## [TASK STATEMENT]
Scan the data below and pick out the lines containing the word "unit".

## [DATA SHOWN]
★ ★ ★

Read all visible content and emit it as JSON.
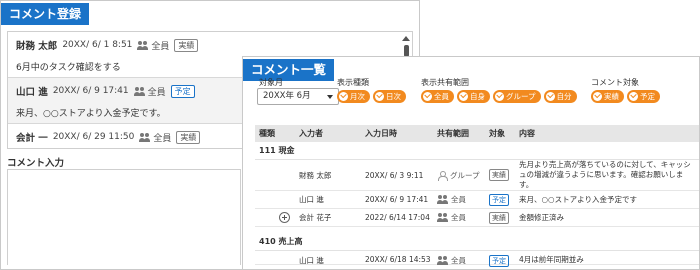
{
  "register": {
    "title": "コメント登録",
    "comments": [
      {
        "name": "財務 太郎",
        "date": "20XX/ 6/ 1 8:51",
        "share": "全員",
        "tag": "実績",
        "tag_style": "gray",
        "body": "6月中のタスク確認をする"
      },
      {
        "name": "山口 進",
        "date": "20XX/ 6/ 9 17:41",
        "share": "全員",
        "tag": "予定",
        "tag_style": "blue",
        "body": "来月、○○ストアより入金予定です。"
      },
      {
        "name": "会計 一",
        "date": "20XX/ 6/ 29 11:50",
        "share": "全員",
        "tag": "実績",
        "tag_style": "gray",
        "body": ""
      }
    ],
    "input_label": "コメント入力"
  },
  "list": {
    "title": "コメント一覧",
    "filters": {
      "month_label": "対象月",
      "month_value": "20XX年 6月",
      "display_type_label": "表示種類",
      "display_type_chips": [
        "月次",
        "日次"
      ],
      "share_scope_label": "表示共有範囲",
      "share_scope_chips": [
        "全員",
        "自身",
        "グループ",
        "自分"
      ],
      "comment_target_label": "コメント対象",
      "comment_target_chips": [
        "実績",
        "予定"
      ]
    },
    "columns": [
      "種類",
      "入力者",
      "入力日時",
      "共有範囲",
      "対象",
      "内容"
    ],
    "groups": [
      {
        "name": "111 現金",
        "rows": [
          {
            "name": "財務 太郎",
            "date": "20XX/ 6/ 3 9:11",
            "share": "グループ",
            "share_icon": "group-icon",
            "target": "実績",
            "target_style": "gray",
            "content": "先月より売上高が落ちているのに対して、キャッシュの増減が違うように思います。確認お願いします。"
          },
          {
            "name": "山口 進",
            "date": "20XX/ 6/ 9 17:41",
            "share": "全員",
            "share_icon": "people-icon",
            "target": "予定",
            "target_style": "blue",
            "content": "来月、○○ストアより入金予定です"
          },
          {
            "name": "会計 花子",
            "date": "2022/ 6/14 17:04",
            "share": "全員",
            "share_icon": "people-icon",
            "target": "実績",
            "target_style": "gray",
            "content": "金額修正済み"
          }
        ]
      },
      {
        "name": "410 売上高",
        "rows": [
          {
            "name": "山口 進",
            "date": "20XX/ 6/18 14:53",
            "share": "全員",
            "share_icon": "people-icon",
            "target": "予定",
            "target_style": "blue",
            "content": "4月は前年同期並み"
          }
        ]
      }
    ]
  },
  "colors": {
    "accent_blue": "#1a73c8",
    "chip_orange": "#f28a1f"
  }
}
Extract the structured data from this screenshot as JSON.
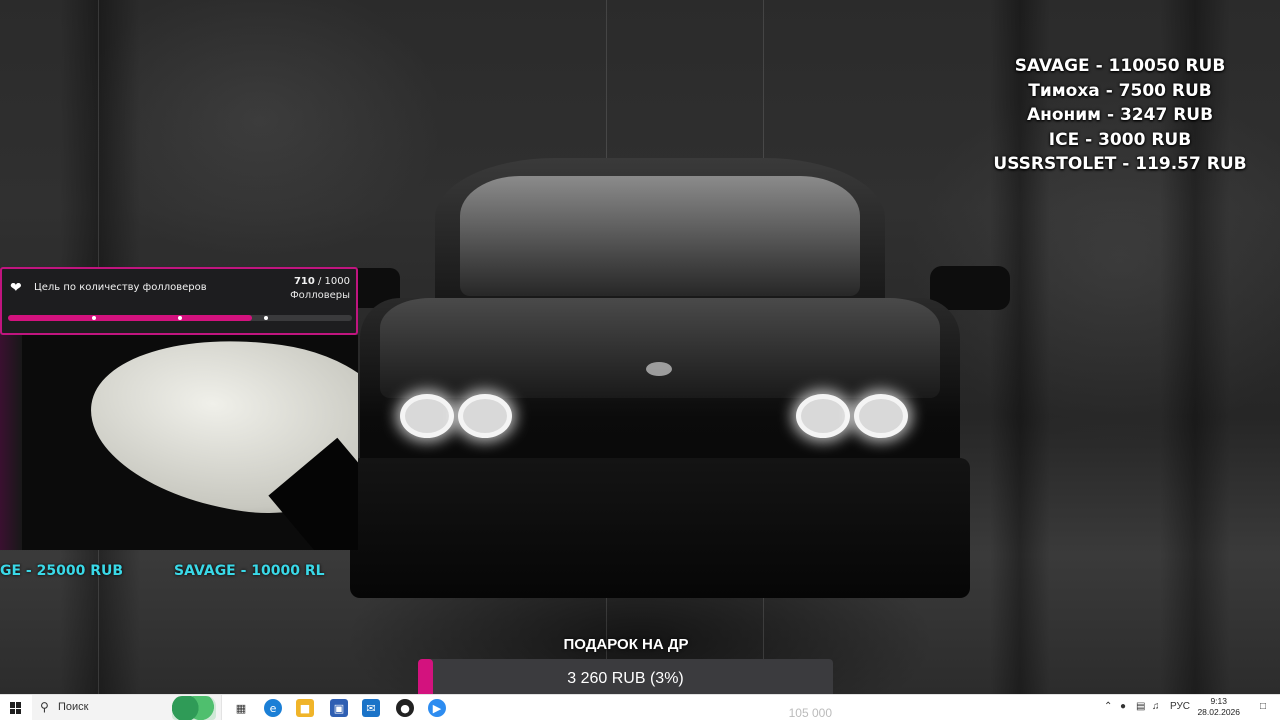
{
  "follower_goal": {
    "icon": "heart-icon",
    "title": "Цель по количеству фолловеров",
    "current": "710",
    "separator": " / ",
    "target": "1000",
    "unit": "Фолловеры",
    "progress_fraction": 0.71,
    "milestone_fractions": [
      0.25,
      0.5,
      0.75
    ],
    "accent": "#d3127e"
  },
  "donors": [
    "SAVAGE - 110050 RUB",
    "Тимоха - 7500 RUB",
    "Аноним - 3247 RUB",
    "ICE - 3000 RUB",
    "USSRSTOLET - 119.57 RUB"
  ],
  "ticker": {
    "items": [
      "GE - 25000 RUB",
      "SAVAGE - 10000 RL"
    ],
    "color": "#3ad9e8"
  },
  "birthday_goal": {
    "title": "ПОДАРОК НА ДР",
    "raised_label": "3 260 RUB (3%)",
    "target": "105 000",
    "progress_fraction": 0.03
  },
  "taskbar": {
    "search_placeholder": "Поиск",
    "language": "РУС",
    "time": "9:13",
    "date": "28.02.2026"
  }
}
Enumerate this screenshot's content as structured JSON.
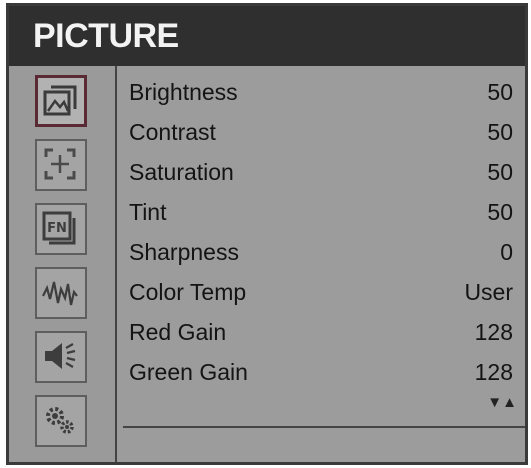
{
  "menu": {
    "title": "PICTURE",
    "icons": [
      {
        "name": "picture-icon",
        "selected": true
      },
      {
        "name": "marker-icon",
        "selected": false
      },
      {
        "name": "function-key-icon",
        "selected": false
      },
      {
        "name": "waveform-icon",
        "selected": false
      },
      {
        "name": "audio-icon",
        "selected": false
      },
      {
        "name": "settings-icon",
        "selected": false
      }
    ],
    "items": [
      {
        "label": "Brightness",
        "value": "50"
      },
      {
        "label": "Contrast",
        "value": "50"
      },
      {
        "label": "Saturation",
        "value": "50"
      },
      {
        "label": "Tint",
        "value": "50"
      },
      {
        "label": "Sharpness",
        "value": "0"
      },
      {
        "label": "Color Temp",
        "value": "User"
      },
      {
        "label": "Red Gain",
        "value": "128"
      },
      {
        "label": "Green Gain",
        "value": "128"
      }
    ],
    "scroll_indicator": "▼▲"
  },
  "colors": {
    "title_bar": "#2f2f2f",
    "panel": "#9c9c9c",
    "selected_border": "#5a2a34",
    "text": "#141414"
  }
}
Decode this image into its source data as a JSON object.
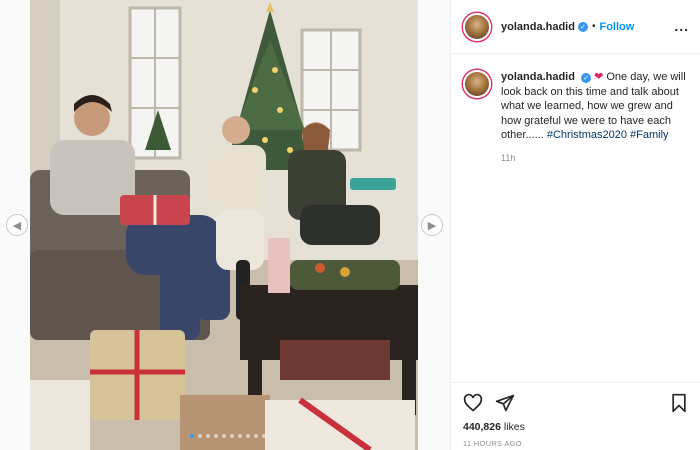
{
  "post": {
    "photo_alt": "",
    "carousel_total": 10,
    "carousel_active": 1
  },
  "header": {
    "username": "yolanda.hadid",
    "verified_icon": "verified-badge-icon",
    "separator": "•",
    "follow_label": "Follow",
    "more_label": "..."
  },
  "caption": {
    "username": "yolanda.hadid",
    "heart": "❤",
    "text": " One day, we will look back on this time and talk about what we learned, how we grew and how grateful we were to have each other...... ",
    "hashtag_1": "#Christmas2020",
    "hashtag_2": "#Family",
    "age": "11h"
  },
  "actions": {
    "likes_count": "440,826",
    "likes_label": " likes",
    "timestamp": "11 HOURS AGO",
    "icons": [
      "heart-icon",
      "share-icon",
      "bookmark-icon"
    ]
  },
  "colors": {
    "accent": "#0095f6",
    "verified": "#3897f0",
    "hashtag": "#00376b",
    "muted": "#8e8e8e"
  }
}
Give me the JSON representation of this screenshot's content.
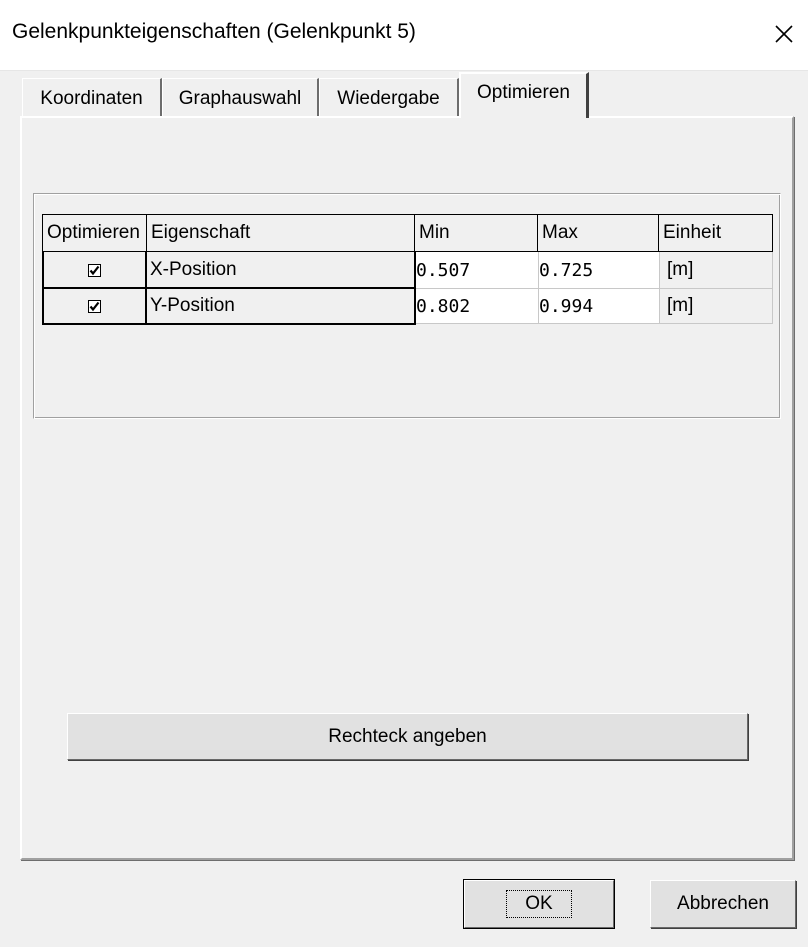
{
  "window": {
    "title": "Gelenkpunkteigenschaften (Gelenkpunkt 5)"
  },
  "tabs": [
    {
      "label": "Koordinaten"
    },
    {
      "label": "Graphauswahl"
    },
    {
      "label": "Wiedergabe"
    },
    {
      "label": "Optimieren"
    }
  ],
  "active_tab": "Optimieren",
  "grid": {
    "headers": {
      "optimize": "Optimieren",
      "property": "Eigenschaft",
      "min": "Min",
      "max": "Max",
      "unit": "Einheit"
    },
    "rows": [
      {
        "checked": true,
        "property": "X-Position",
        "min": "0.507",
        "max": "0.725",
        "unit": "[m]"
      },
      {
        "checked": true,
        "property": "Y-Position",
        "min": "0.802",
        "max": "0.994",
        "unit": "[m]"
      }
    ]
  },
  "buttons": {
    "rect": "Rechteck angeben",
    "ok": "OK",
    "cancel": "Abbrechen"
  },
  "icons": {
    "close": "close-icon",
    "check": "checkmark-icon"
  }
}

★ ★ ★

## [FINAL RESULT]
    "unit": "Фолловеры",
      "unit": "Einheit"
        "unit": "[m]"
        "unit": "[m]"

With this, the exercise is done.